Stated goal
Work out how many lines of the records contain "entre". Answer with the number and nothing else.

Saved entries

·····

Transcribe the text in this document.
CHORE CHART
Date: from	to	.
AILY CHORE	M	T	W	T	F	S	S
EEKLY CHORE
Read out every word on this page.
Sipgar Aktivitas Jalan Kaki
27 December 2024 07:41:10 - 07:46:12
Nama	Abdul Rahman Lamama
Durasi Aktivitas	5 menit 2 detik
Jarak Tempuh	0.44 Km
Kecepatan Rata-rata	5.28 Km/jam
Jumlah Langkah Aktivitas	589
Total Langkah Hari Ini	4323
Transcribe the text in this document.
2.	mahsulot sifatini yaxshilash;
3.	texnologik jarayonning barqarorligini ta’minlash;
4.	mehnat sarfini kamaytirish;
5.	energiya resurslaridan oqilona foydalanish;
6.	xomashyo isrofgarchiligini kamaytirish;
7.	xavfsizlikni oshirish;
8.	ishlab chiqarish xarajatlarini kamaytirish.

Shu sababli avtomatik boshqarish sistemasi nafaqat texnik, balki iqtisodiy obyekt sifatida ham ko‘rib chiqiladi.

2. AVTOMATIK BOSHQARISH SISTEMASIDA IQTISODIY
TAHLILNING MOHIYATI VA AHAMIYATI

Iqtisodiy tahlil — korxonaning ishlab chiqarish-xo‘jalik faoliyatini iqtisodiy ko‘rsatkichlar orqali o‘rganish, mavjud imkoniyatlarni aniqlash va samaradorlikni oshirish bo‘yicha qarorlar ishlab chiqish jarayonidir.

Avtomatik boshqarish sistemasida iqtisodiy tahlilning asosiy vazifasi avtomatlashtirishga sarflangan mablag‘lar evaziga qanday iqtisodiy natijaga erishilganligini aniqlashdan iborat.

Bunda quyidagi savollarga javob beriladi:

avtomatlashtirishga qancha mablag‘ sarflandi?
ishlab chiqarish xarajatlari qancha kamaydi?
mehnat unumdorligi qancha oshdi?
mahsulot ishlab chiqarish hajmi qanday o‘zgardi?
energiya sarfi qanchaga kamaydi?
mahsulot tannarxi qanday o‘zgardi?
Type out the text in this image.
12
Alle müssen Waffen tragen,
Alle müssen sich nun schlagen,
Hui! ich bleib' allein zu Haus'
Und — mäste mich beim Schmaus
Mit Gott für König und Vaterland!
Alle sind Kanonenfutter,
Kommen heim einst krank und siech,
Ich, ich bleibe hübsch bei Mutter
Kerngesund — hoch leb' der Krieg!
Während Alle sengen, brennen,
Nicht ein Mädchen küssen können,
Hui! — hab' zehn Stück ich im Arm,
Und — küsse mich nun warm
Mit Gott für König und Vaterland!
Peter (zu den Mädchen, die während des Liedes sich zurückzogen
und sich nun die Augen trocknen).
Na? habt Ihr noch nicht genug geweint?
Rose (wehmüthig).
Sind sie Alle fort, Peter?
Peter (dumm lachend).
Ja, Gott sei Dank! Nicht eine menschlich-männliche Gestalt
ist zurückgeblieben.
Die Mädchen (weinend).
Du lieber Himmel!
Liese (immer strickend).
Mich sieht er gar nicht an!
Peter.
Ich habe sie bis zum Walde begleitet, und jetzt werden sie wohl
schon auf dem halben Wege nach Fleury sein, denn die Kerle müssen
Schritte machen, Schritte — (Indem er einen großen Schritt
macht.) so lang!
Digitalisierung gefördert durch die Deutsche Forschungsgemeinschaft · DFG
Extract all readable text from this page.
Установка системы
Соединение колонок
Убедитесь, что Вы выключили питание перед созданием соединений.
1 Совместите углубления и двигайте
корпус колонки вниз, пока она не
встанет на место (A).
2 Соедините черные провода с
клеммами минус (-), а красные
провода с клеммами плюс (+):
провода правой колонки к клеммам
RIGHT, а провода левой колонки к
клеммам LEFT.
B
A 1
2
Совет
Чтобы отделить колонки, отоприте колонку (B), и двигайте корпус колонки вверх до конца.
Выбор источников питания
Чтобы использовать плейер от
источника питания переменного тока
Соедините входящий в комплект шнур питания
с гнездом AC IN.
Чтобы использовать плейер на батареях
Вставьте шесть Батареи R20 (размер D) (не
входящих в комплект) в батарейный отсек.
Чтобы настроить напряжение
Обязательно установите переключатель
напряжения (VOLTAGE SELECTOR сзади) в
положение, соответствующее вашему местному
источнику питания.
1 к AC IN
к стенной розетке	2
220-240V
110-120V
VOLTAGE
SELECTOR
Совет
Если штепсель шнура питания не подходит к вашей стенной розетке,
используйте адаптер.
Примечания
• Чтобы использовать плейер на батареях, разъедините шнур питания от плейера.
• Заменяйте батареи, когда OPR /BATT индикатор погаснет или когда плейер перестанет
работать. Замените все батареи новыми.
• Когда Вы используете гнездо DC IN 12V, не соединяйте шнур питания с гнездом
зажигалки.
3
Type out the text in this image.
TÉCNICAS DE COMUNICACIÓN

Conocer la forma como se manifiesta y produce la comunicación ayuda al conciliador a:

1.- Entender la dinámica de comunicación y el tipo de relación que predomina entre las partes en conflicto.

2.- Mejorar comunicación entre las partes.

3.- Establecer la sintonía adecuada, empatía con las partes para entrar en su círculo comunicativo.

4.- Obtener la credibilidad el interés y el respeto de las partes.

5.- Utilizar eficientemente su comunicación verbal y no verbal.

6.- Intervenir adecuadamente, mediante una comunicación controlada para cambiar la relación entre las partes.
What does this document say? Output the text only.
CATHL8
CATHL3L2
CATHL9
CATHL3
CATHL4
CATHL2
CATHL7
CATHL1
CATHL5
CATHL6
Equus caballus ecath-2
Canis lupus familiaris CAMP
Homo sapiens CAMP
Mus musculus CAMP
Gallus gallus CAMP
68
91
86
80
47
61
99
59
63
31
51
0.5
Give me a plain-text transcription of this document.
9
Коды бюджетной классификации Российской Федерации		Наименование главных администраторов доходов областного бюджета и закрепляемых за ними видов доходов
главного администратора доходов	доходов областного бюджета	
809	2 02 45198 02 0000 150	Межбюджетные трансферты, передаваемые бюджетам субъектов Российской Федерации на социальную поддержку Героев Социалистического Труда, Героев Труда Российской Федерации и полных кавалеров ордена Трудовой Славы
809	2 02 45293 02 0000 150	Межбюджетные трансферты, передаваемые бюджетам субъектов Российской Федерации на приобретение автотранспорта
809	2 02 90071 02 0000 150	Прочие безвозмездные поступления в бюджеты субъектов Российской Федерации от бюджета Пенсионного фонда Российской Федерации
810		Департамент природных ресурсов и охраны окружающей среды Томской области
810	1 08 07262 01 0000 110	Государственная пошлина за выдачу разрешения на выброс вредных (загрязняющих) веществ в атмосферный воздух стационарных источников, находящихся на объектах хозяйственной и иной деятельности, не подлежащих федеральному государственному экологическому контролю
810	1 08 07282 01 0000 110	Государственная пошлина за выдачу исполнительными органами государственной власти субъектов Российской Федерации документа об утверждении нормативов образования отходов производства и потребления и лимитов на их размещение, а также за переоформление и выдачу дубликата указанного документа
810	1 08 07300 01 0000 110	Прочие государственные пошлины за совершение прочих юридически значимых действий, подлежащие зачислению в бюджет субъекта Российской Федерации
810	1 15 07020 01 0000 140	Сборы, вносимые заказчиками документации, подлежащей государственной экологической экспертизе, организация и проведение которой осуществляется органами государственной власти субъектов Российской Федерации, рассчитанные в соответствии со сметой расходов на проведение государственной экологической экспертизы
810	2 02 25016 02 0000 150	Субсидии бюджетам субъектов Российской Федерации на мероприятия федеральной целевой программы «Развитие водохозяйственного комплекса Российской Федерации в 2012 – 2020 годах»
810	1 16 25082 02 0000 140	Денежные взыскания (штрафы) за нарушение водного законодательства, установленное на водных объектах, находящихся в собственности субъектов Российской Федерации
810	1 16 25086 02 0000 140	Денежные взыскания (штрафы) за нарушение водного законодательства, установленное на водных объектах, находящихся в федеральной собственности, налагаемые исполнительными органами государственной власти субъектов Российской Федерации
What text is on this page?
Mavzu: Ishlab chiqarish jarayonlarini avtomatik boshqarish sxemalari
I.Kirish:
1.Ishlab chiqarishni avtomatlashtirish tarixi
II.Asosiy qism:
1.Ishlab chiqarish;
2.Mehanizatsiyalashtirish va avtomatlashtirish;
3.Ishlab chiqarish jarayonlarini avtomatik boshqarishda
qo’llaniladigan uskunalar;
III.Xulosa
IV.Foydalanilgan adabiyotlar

·····

Problem solution
3